[Start of Exercise material]

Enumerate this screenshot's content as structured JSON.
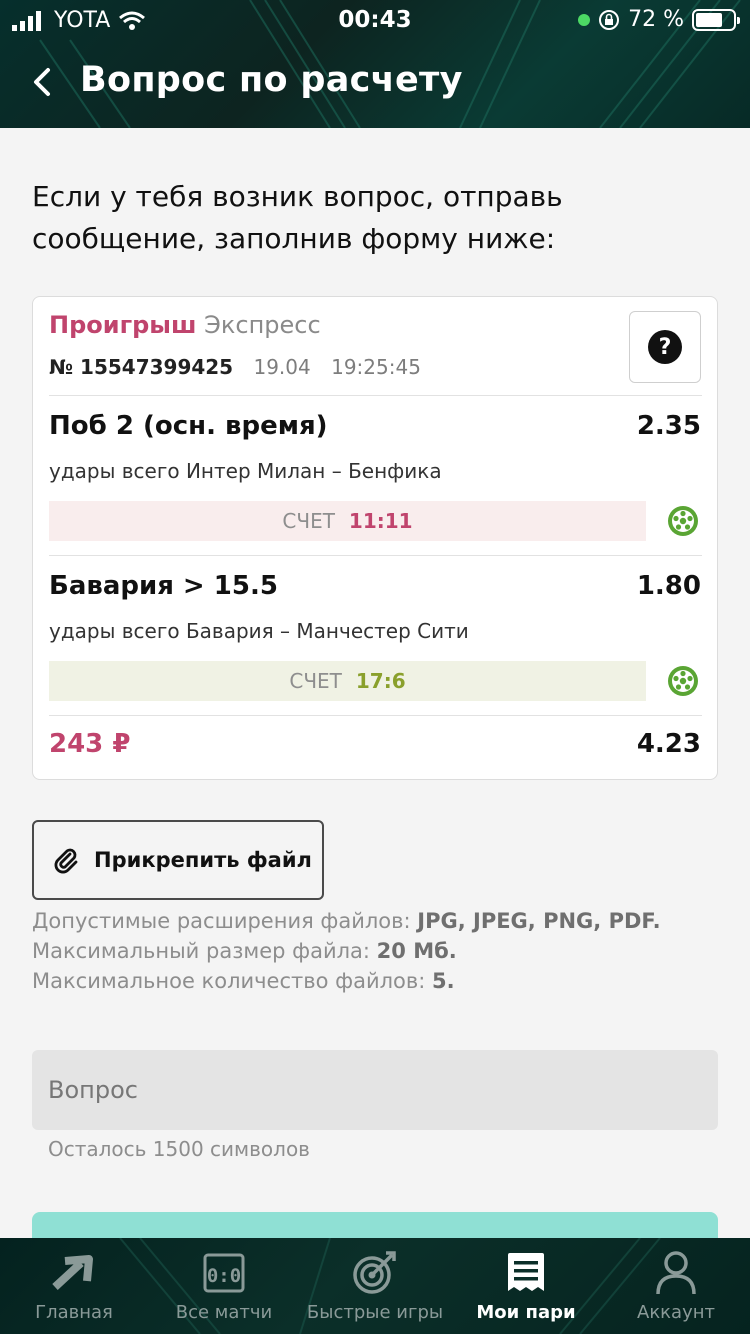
{
  "status_bar": {
    "carrier": "YOTA",
    "time": "00:43",
    "battery_percent": "72 %",
    "battery_level": 0.72
  },
  "header": {
    "title": "Вопрос по расчету"
  },
  "intro_text": "Если у тебя возник вопрос, отправь сообщение, заполнив форму ниже:",
  "bet_card": {
    "status": "Проигрыш",
    "type": "Экспресс",
    "ticket_number": "№ 15547399425",
    "date": "19.04",
    "time": "19:25:45",
    "help_label": "?",
    "bets": [
      {
        "title": "Поб 2 (осн. время)",
        "odds": "2.35",
        "event": "удары всего Интер Милан – Бенфика",
        "score_label": "СЧЕТ",
        "score": "11:11",
        "result": "lost"
      },
      {
        "title": "Бавария > 15.5",
        "odds": "1.80",
        "event": "удары всего Бавария – Манчестер Сити",
        "score_label": "СЧЕТ",
        "score": "17:6",
        "result": "won"
      }
    ],
    "amount": "243 ₽",
    "total_odds": "4.23"
  },
  "attach": {
    "label": "Прикрепить файл",
    "info_line1_prefix": "Допустимые расширения файлов: ",
    "info_line1_value": "JPG, JPEG, PNG, PDF.",
    "info_line2_prefix": "Максимальный размер файла: ",
    "info_line2_value": "20 Мб.",
    "info_line3_prefix": "Максимальное количество файлов: ",
    "info_line3_value": "5."
  },
  "question": {
    "placeholder": "Вопрос",
    "chars_left": "Осталось 1500 символов"
  },
  "tabbar": {
    "items": [
      {
        "label": "Главная",
        "icon": "arrow-icon",
        "active": false
      },
      {
        "label": "Все матчи",
        "icon": "scoreboard-icon",
        "active": false
      },
      {
        "label": "Быстрые игры",
        "icon": "target-icon",
        "active": false
      },
      {
        "label": "Мои пари",
        "icon": "receipt-icon",
        "active": true
      },
      {
        "label": "Аккаунт",
        "icon": "user-icon",
        "active": false
      }
    ]
  },
  "colors": {
    "lost": "#c0446d",
    "won": "#8aa02c",
    "accent_submit": "#8fe0d4",
    "header_bg": "#0a2b27"
  }
}
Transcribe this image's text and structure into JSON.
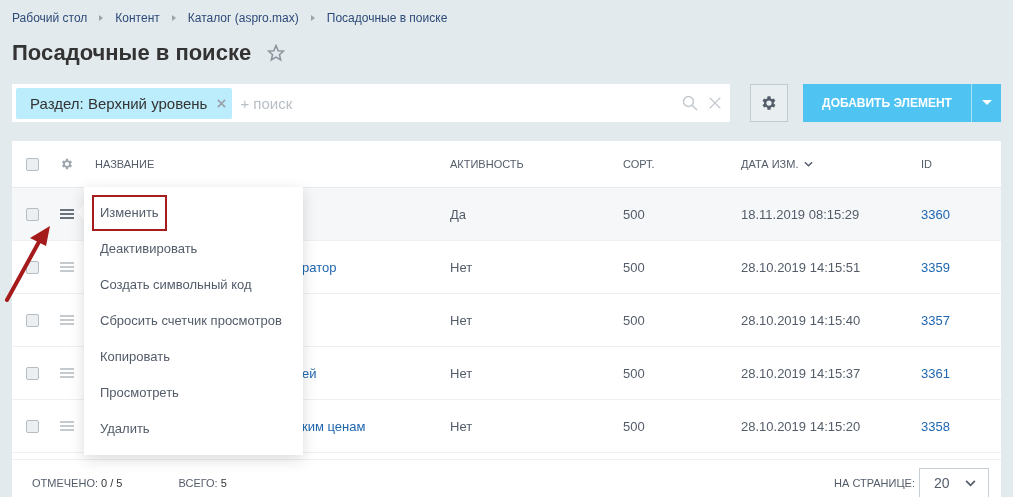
{
  "breadcrumbs": [
    "Рабочий стол",
    "Контент",
    "Каталог (aspro.max)",
    "Посадочные в поиске"
  ],
  "title": "Посадочные в поиске",
  "favorite": false,
  "filter": {
    "tag": "Раздел: Верхний уровень",
    "placeholder": "+ поиск"
  },
  "add_button": "ДОБАВИТЬ ЭЛЕМЕНТ",
  "table": {
    "select_all": false,
    "columns": [
      "НАЗВАНИЕ",
      "АКТИВНОСТЬ",
      "СОРТ.",
      "ДАТА ИЗМ.",
      "ID"
    ],
    "rows": [
      {
        "checked": false,
        "menu_open": true,
        "active": "Да",
        "sort": "500",
        "date": "18.11.2019 08:15:29",
        "id": "3360"
      },
      {
        "checked": false,
        "menu_open": false,
        "name": "ратор",
        "active": "Нет",
        "sort": "500",
        "date": "28.10.2019 14:15:51",
        "id": "3359"
      },
      {
        "checked": false,
        "menu_open": false,
        "active": "Нет",
        "sort": "500",
        "date": "28.10.2019 14:15:40",
        "id": "3357"
      },
      {
        "checked": false,
        "menu_open": false,
        "name": "ей",
        "active": "Нет",
        "sort": "500",
        "date": "28.10.2019 14:15:37",
        "id": "3361"
      },
      {
        "checked": false,
        "menu_open": false,
        "name": "ким ценам",
        "active": "Нет",
        "sort": "500",
        "date": "28.10.2019 14:15:20",
        "id": "3358"
      }
    ]
  },
  "context_menu": [
    {
      "label": "Изменить",
      "outlined": true
    },
    {
      "label": "Деактивировать",
      "outlined": false
    },
    {
      "label": "Создать символьный код",
      "outlined": false
    },
    {
      "label": "Сбросить счетчик просмотров",
      "outlined": false
    },
    {
      "label": "Копировать",
      "outlined": false
    },
    {
      "label": "Просмотреть",
      "outlined": false
    },
    {
      "label": "Удалить",
      "outlined": false
    }
  ],
  "footer": {
    "selected_label": "ОТМЕЧЕНО:",
    "selected_value": "0 / 5",
    "total_label": "ВСЕГО:",
    "total_value": "5",
    "per_page_label": "НА СТРАНИЦЕ:",
    "per_page": "20"
  }
}
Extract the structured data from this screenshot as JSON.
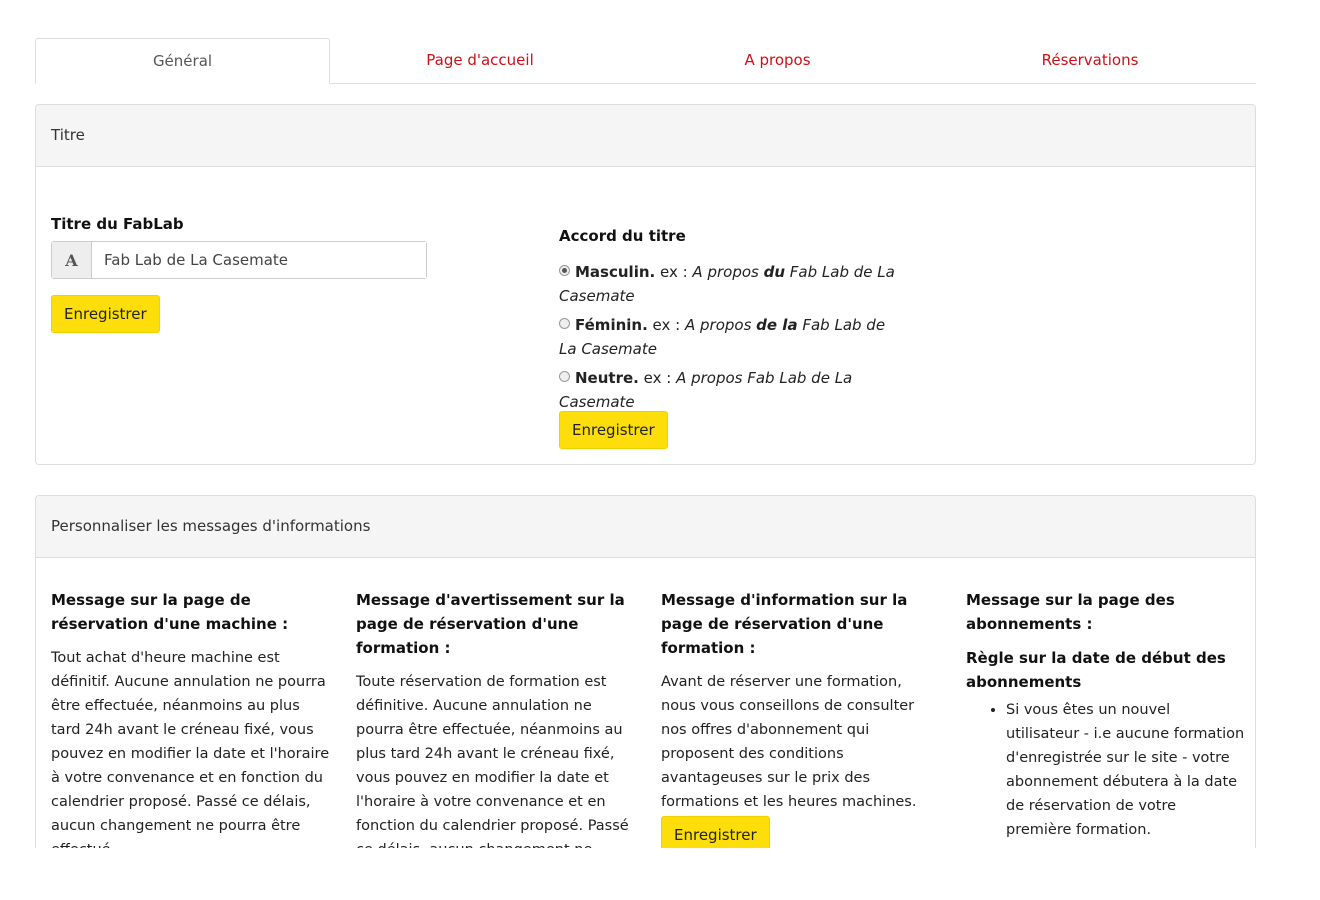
{
  "tabs": [
    {
      "label": "Général",
      "active": true
    },
    {
      "label": "Page d'accueil",
      "active": false
    },
    {
      "label": "A propos",
      "active": false
    },
    {
      "label": "Réservations",
      "active": false
    }
  ],
  "title_panel": {
    "heading": "Titre",
    "fablab_title_label": "Titre du FabLab",
    "fablab_title_value": "Fab Lab de La Casemate",
    "save_label": "Enregistrer",
    "agreement_label": "Accord du titre",
    "options": [
      {
        "name": "Masculin.",
        "ex": " ex : ",
        "pre": "A propos ",
        "art": "du",
        "post": " Fab Lab de La Casemate",
        "checked": true
      },
      {
        "name": "Féminin.",
        "ex": " ex : ",
        "pre": "A propos ",
        "art": "de la",
        "post": " Fab Lab de La Casemate",
        "checked": false
      },
      {
        "name": "Neutre.",
        "ex": " ex : ",
        "pre": "A propos Fab Lab de La Casemate",
        "art": "",
        "post": "",
        "checked": false
      }
    ],
    "agreement_save_label": "Enregistrer"
  },
  "messages_panel": {
    "heading": "Personnaliser les messages d'informations",
    "columns": [
      {
        "title": "Message sur la page de réservation d'une machine :",
        "text": "Tout achat d'heure machine est définitif. Aucune annulation ne pourra être effectuée, néanmoins au plus tard 24h avant le créneau fixé, vous pouvez en modifier la date et l'horaire à votre convenance et en fonction du calendrier proposé. Passé ce délais, aucun changement ne pourra être effectué."
      },
      {
        "title": "Message d'avertissement sur la page de réservation d'une formation :",
        "text": "Toute réservation de formation est définitive. Aucune annulation ne pourra être effectuée, néanmoins au plus tard 24h avant le créneau fixé, vous pouvez en modifier la date et l'horaire à votre convenance et en fonction du calendrier proposé. Passé ce délais, aucun changement ne pourra être effectué."
      },
      {
        "title": "Message d'information sur la page de réservation d'une formation :",
        "text": "Avant de réserver une formation, nous vous conseillons de consulter nos offres d'abonnement qui proposent des conditions avantageuses sur le prix des formations et les heures machines.",
        "save_label": "Enregistrer"
      },
      {
        "title": "Message sur la page des abonnements :",
        "subtitle": "Règle sur la date de début des abonnements",
        "bullet": "Si vous êtes un nouvel utilisateur - i.e aucune formation d'enregistrée sur le site - votre abonnement débutera à la date de réservation de votre première formation."
      }
    ]
  }
}
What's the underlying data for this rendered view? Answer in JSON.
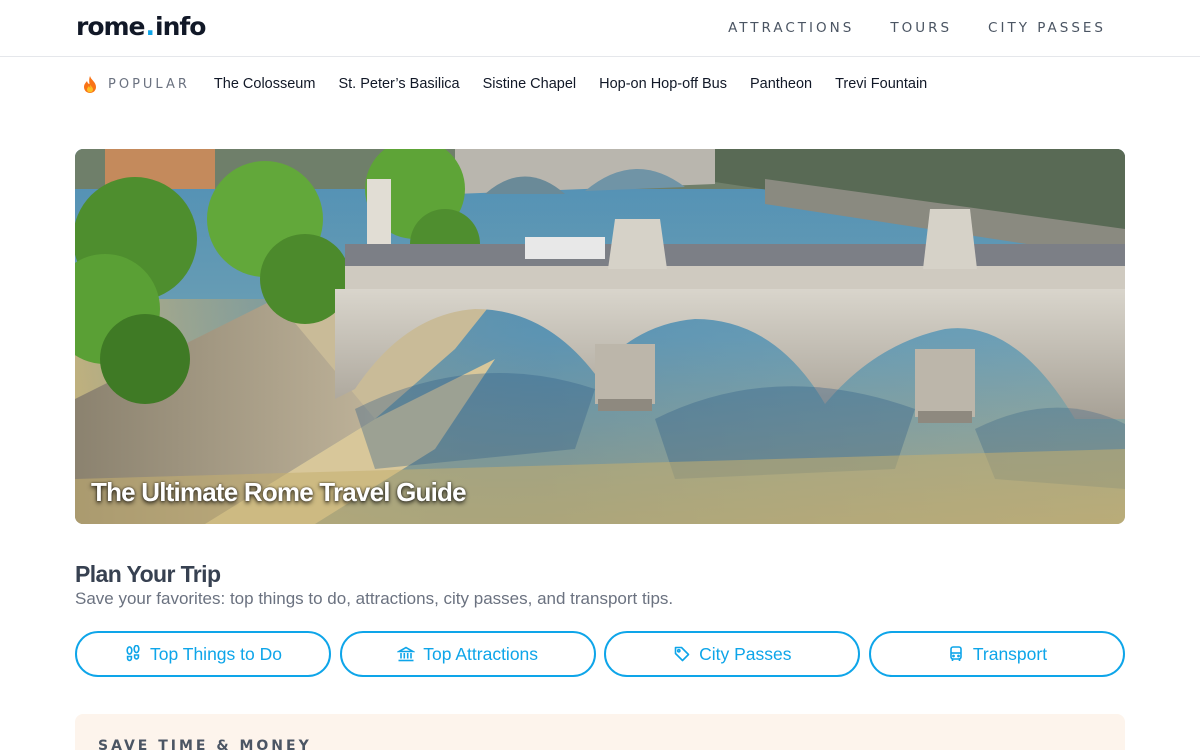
{
  "header": {
    "logo_part1": "rome",
    "logo_dot": ".",
    "logo_part2": "info",
    "nav": [
      "ATTRACTIONS",
      "TOURS",
      "CITY PASSES"
    ]
  },
  "popular": {
    "label": "POPULAR",
    "icon": "flame-icon",
    "links": [
      "The Colosseum",
      "St. Peter’s Basilica",
      "Sistine Chapel",
      "Hop-on Hop-off Bus",
      "Pantheon",
      "Trevi Fountain"
    ]
  },
  "hero": {
    "title": "The Ultimate Rome Travel Guide"
  },
  "plan": {
    "title": "Plan Your Trip",
    "subtitle": "Save your favorites: top things to do, attractions, city passes, and transport tips.",
    "buttons": [
      {
        "label": "Top Things to Do",
        "icon": "footprints-icon"
      },
      {
        "label": "Top Attractions",
        "icon": "landmark-icon"
      },
      {
        "label": "City Passes",
        "icon": "tag-icon"
      },
      {
        "label": "Transport",
        "icon": "bus-icon"
      }
    ]
  },
  "save_section": {
    "label": "SAVE TIME & MONEY"
  },
  "colors": {
    "accent": "#0ea5e9",
    "save_bg": "#fdf4ec"
  }
}
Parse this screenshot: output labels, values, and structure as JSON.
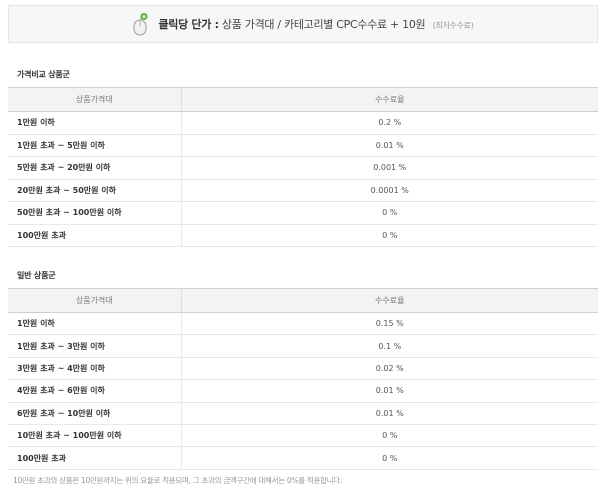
{
  "banner": {
    "label": "클릭당 단가 :",
    "formula": "상품 가격대 / 카테고리별 CPC수수료 + 10원",
    "note": "(최저수수료)",
    "icon": "mouse-icon",
    "accent": "#6cb33f"
  },
  "tables": [
    {
      "title": "가격비교 상품군",
      "headers": [
        "상품가격대",
        "수수료율"
      ],
      "rows": [
        {
          "range": "1만원 이하",
          "rate": "0.2 %"
        },
        {
          "range": "1만원 초과 ~ 5만원 이하",
          "rate": "0.01 %"
        },
        {
          "range": "5만원 초과 ~ 20만원 이하",
          "rate": "0.001 %"
        },
        {
          "range": "20만원 초과 ~ 50만원 이하",
          "rate": "0.0001 %"
        },
        {
          "range": "50만원 초과 ~ 100만원 이하",
          "rate": "0 %"
        },
        {
          "range": "100만원 초과",
          "rate": "0 %"
        }
      ]
    },
    {
      "title": "일반 상품군",
      "headers": [
        "상품가격대",
        "수수료율"
      ],
      "rows": [
        {
          "range": "1만원 이하",
          "rate": "0.15 %"
        },
        {
          "range": "1만원 초과 ~ 3만원 이하",
          "rate": "0.1 %"
        },
        {
          "range": "3만원 초과 ~ 4만원 이하",
          "rate": "0.02 %"
        },
        {
          "range": "4만원 초과 ~ 6만원 이하",
          "rate": "0.01 %"
        },
        {
          "range": "6만원 초과 ~ 10만원 이하",
          "rate": "0.01 %"
        },
        {
          "range": "10만원 초과 ~ 100만원 이하",
          "rate": "0 %"
        },
        {
          "range": "100만원 초과",
          "rate": "0 %"
        }
      ]
    }
  ],
  "footnote": "10만원 초과의 상품은 10만원까지는 위의 요율로 적용되며, 그 초과의 금액구간에 대해서는 0%를 적용합니다."
}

[End of Exercise material]

◆ The exercise ◆
Show the lines of the data that hold the word "Casemate".

◆ Result of the task ◆
    "fablab_title_value": "Fab Lab de La Casemate",
        "post": " Fab Lab de La Casemate",
        "post": " Fab Lab de La Casemate",
        "pre": "A propos Fab Lab de La Casemate",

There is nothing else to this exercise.